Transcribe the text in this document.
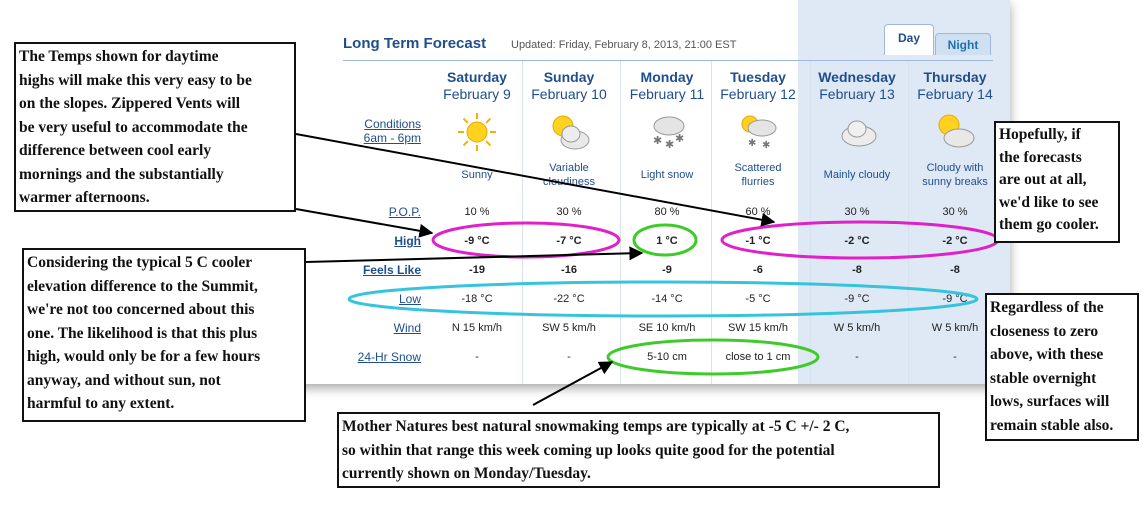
Long Term Forecast Updated: Friday, February 8, 2013, 21:00 EST	Day	Night
Conditions
6am - 6pm
P.O.P.
High
Feels Like
Low
Wind
24-Hr Snow
Saturday
February 9
Sunny
10 %
-9 °C
-19
-18 °C
N 15 km/h
-
Sunday
February 10
Variable
cloudiness
30 %
-7 °C
-16
-22 °C
SW 5 km/h
-
Monday
February 11
✱ ✱ ✱
Light snow
80 %
1 °C
-9
-14 °C
SE 10 km/h
5-10 cm
Tuesday
February 12
✱ ✱
Scattered
flurries
60 %
-1 °C
-6
-5 °C
SW 15 km/h
close to 1 cm
Wednesday
February 13
Mainly cloudy
30 %
-2 °C
-8
-9 °C
W 5 km/h
-
Thursday
February 14
Cloudy with
sunny breaks
30 %
-2 °C
-8
-9 °C
W 5 km/h
-
The Temps shown for daytime
highs will make this very easy to be
on the slopes. Zippered Vents will
be very useful to accommodate the
difference between cool early
mornings and the substantially
warmer afternoons.
Considering the typical 5 C cooler
elevation difference to the Summit,
we're not too concerned about this
one. The likelihood is that this plus
high, would only be for a few hours
anyway, and without sun, not
harmful to any extent.
Hopefully, if
the forecasts
are out at all,
we'd like to see
them go cooler.
Regardless of the
closeness to zero
above, with these
stable overnight
lows, surfaces will
remain stable also.
Mother Natures best natural snowmaking temps are typically at -5 C +/- 2 C,
so within that range this week coming up looks quite good for the potential
currently shown on Monday/Tuesday.
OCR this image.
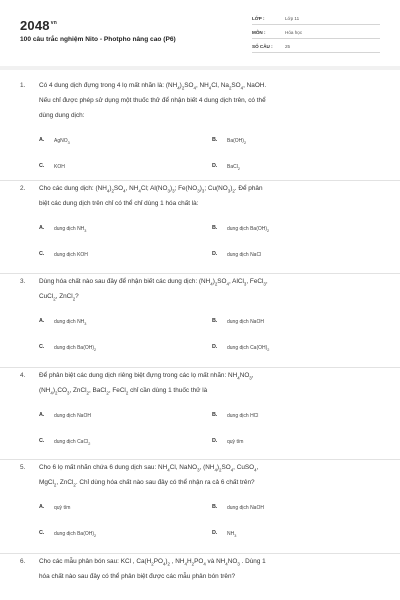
$2048^{vn}$
100 câu trắc nghiệm Nito - Photpho nâng cao (P6)
LỚP :	Lớp 11
MÔN :	Hóa học
SỐ CÂU :	25
1. Có 4 dung dịch đựng trong 4 lọ mất nhãn là: $(NH_4)_2SO_4$, $NH_4Cl$, $Na_2SO_4$, NaOH.
Nếu chỉ được phép sử dụng một thuốc thử để nhận biết 4 dung dịch trên, có thể
dùng dung dịch:
A. AgNO$_3$	B. $Ba(OH)_2$
C. KOH	D. BaCl$_2$
2. Cho các dung dịch: $(NH_4)_2SO_4$, $NH_4Cl$; $Al(NO_3)_3$; $Fe(NO_3)_3$; $Cu(NO_3)_2$. Để phân
biệt các dung dịch trên chỉ có thể chỉ dùng 1 hóa chất là:
A. dung dịch $NH_3$	B. dung dịch $Ba(OH)_2$
C. dung dịch KOH	D. dung dịch NaCl
3. Dùng hóa chất nào sau đây để nhận biết các dung dịch: $(NH_4)_2SO_4$, AlCl$_3$, FeCl$_3$,
CuCl$_2$, ZnCl$_2$?
A. dung dịch $NH_3$	B. dung dịch NaOH
C. dung dịch $Ba(OH)_2$	D. dung dịch $Ca(OH)_2$
4. Để phân biệt các dung dịch riêng biệt đựng trong các lọ mất nhãn: $NH_4NO_3$,
$(NH_4)_2CO_3$, ZnCl$_2$, BaCl$_2$, FeCl$_2$ chỉ cần dùng 1 thuốc thử là
A. dung dịch NaOH	B. dung dịch HCl
C. dung dịch CaCl$_2$	D. quỳ tím
5. Cho 6 lọ mất nhãn chứa 6 dung dịch sau: $NH_4Cl$, NaNO$_3$, $(NH_4)_2SO_4$, CuSO$_4$,
MgCl$_2$, ZnCl$_2$. Chỉ dùng hóa chất nào sau đây có thể nhận ra cả 6 chất trên?
A. quỳ tím	B. dung dịch NaOH
C. dung dịch $Ba(OH)_2$	D. $NH_3$
6. Cho các mẫu phân bón sau: KCl , $Ca(H_2PO_4)_2$ , $NH_4H_2PO_4$ và $NH_4NO_3$ . Dùng 1
hóa chất nào sau đây có thể phân biệt được các mẫu phân bón trên?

◆ YOUR OBJECTIVE:
Filter the records above and return every line that holds the word "biệt".

◆ SOLUTION FOR THIS EXERCISE:
biệt các dung dịch trên chỉ có thể chỉ dùng 1 hóa chất là:
4. Để phân biệt các dung dịch riêng biệt đựng trong các lọ mất nhãn: $NH_4NO_3$,
hóa chất nào sau đây có thể phân biệt được các mẫu phân bón trên?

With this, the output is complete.